MATERIAL PROVIDED |
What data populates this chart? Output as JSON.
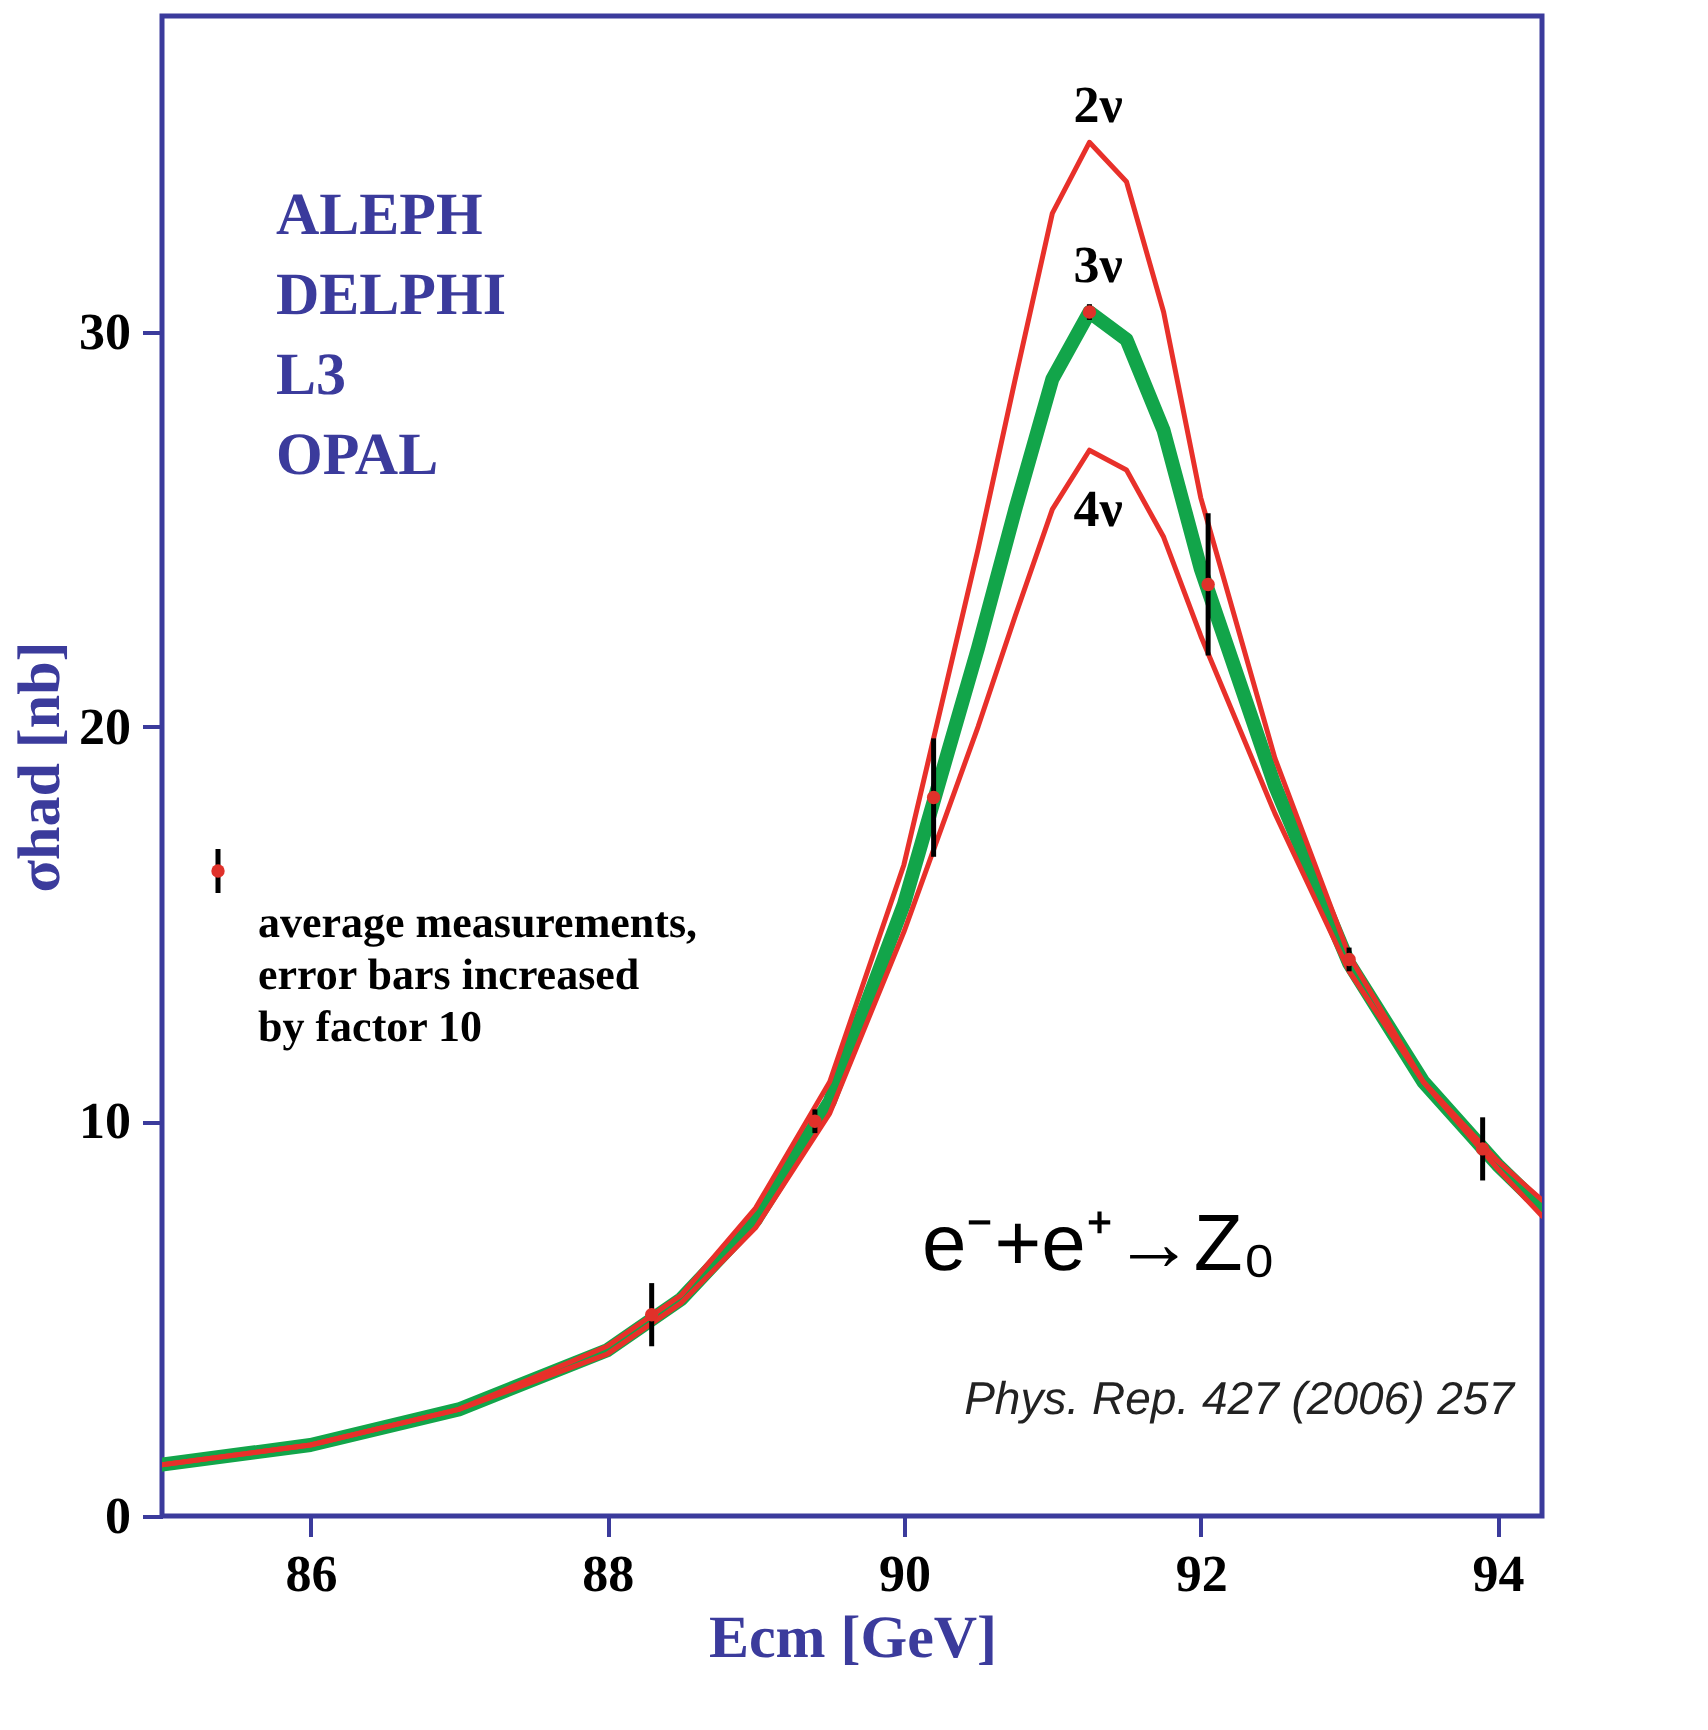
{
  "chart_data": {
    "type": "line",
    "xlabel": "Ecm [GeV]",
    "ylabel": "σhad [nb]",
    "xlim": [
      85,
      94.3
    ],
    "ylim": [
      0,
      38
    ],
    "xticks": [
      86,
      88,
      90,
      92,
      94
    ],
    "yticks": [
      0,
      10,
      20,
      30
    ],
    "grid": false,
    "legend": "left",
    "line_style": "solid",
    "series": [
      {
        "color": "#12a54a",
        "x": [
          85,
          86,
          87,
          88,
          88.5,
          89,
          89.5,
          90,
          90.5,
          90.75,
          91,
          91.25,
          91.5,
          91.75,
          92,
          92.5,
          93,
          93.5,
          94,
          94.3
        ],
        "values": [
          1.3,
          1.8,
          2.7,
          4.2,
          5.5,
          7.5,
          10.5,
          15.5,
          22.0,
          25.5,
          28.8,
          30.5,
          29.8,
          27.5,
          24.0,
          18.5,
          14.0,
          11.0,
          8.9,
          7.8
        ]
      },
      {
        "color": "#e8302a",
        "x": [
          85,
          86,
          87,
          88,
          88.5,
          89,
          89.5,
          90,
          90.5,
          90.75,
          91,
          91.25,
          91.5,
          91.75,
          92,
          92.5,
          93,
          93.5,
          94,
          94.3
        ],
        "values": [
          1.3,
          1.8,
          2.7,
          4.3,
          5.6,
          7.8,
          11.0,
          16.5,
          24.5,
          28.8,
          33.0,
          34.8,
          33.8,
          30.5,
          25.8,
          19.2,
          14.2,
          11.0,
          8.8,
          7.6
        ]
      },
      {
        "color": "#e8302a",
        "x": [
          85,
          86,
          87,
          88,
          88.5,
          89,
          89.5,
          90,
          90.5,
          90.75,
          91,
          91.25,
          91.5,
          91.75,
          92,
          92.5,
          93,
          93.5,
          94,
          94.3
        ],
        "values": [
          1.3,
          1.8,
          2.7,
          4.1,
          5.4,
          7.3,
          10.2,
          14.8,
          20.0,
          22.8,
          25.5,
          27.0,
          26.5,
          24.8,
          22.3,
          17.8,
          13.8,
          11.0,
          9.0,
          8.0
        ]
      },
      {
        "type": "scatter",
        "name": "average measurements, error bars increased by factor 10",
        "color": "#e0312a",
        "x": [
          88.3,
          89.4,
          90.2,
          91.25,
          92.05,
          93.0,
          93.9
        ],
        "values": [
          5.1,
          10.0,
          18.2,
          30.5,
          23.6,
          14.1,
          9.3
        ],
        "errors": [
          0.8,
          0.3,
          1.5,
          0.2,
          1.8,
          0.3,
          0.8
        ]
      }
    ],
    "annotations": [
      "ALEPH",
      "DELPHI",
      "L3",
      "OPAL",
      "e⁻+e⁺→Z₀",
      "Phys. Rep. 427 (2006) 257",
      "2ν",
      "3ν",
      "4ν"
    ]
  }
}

WORK TO DO | Pictures appear in the records above. Output everything except them, exactly.

ANSWER BELOW |
What data populates this chart? Output as JSON.
{
  "chart_data": {
    "type": "line",
    "xlabel": "Ecm [GeV]",
    "ylabel": "σhad [nb]",
    "xlim": [
      85,
      94.3
    ],
    "ylim": [
      0,
      38
    ],
    "xticks": [
      86,
      88,
      90,
      92,
      94
    ],
    "yticks": [
      0,
      10,
      20,
      30
    ],
    "grid": false,
    "legend": "left",
    "line_style": "solid",
    "series": [
      {
        "color": "#12a54a",
        "x": [
          85,
          86,
          87,
          88,
          88.5,
          89,
          89.5,
          90,
          90.5,
          90.75,
          91,
          91.25,
          91.5,
          91.75,
          92,
          92.5,
          93,
          93.5,
          94,
          94.3
        ],
        "values": [
          1.3,
          1.8,
          2.7,
          4.2,
          5.5,
          7.5,
          10.5,
          15.5,
          22.0,
          25.5,
          28.8,
          30.5,
          29.8,
          27.5,
          24.0,
          18.5,
          14.0,
          11.0,
          8.9,
          7.8
        ]
      },
      {
        "color": "#e8302a",
        "x": [
          85,
          86,
          87,
          88,
          88.5,
          89,
          89.5,
          90,
          90.5,
          90.75,
          91,
          91.25,
          91.5,
          91.75,
          92,
          92.5,
          93,
          93.5,
          94,
          94.3
        ],
        "values": [
          1.3,
          1.8,
          2.7,
          4.3,
          5.6,
          7.8,
          11.0,
          16.5,
          24.5,
          28.8,
          33.0,
          34.8,
          33.8,
          30.5,
          25.8,
          19.2,
          14.2,
          11.0,
          8.8,
          7.6
        ]
      },
      {
        "color": "#e8302a",
        "x": [
          85,
          86,
          87,
          88,
          88.5,
          89,
          89.5,
          90,
          90.5,
          90.75,
          91,
          91.25,
          91.5,
          91.75,
          92,
          92.5,
          93,
          93.5,
          94,
          94.3
        ],
        "values": [
          1.3,
          1.8,
          2.7,
          4.1,
          5.4,
          7.3,
          10.2,
          14.8,
          20.0,
          22.8,
          25.5,
          27.0,
          26.5,
          24.8,
          22.3,
          17.8,
          13.8,
          11.0,
          9.0,
          8.0
        ]
      },
      {
        "type": "scatter",
        "name": "average measurements, error bars increased by factor 10",
        "color": "#e0312a",
        "x": [
          88.3,
          89.4,
          90.2,
          91.25,
          92.05,
          93.0,
          93.9
        ],
        "values": [
          5.1,
          10.0,
          18.2,
          30.5,
          23.6,
          14.1,
          9.3
        ],
        "errors": [
          0.8,
          0.3,
          1.5,
          0.2,
          1.8,
          0.3,
          0.8
        ]
      }
    ],
    "annotations": [
      "ALEPH",
      "DELPHI",
      "L3",
      "OPAL",
      "e⁻+e⁺→Z₀",
      "Phys. Rep. 427 (2006) 257",
      "2ν",
      "3ν",
      "4ν"
    ]
  }
}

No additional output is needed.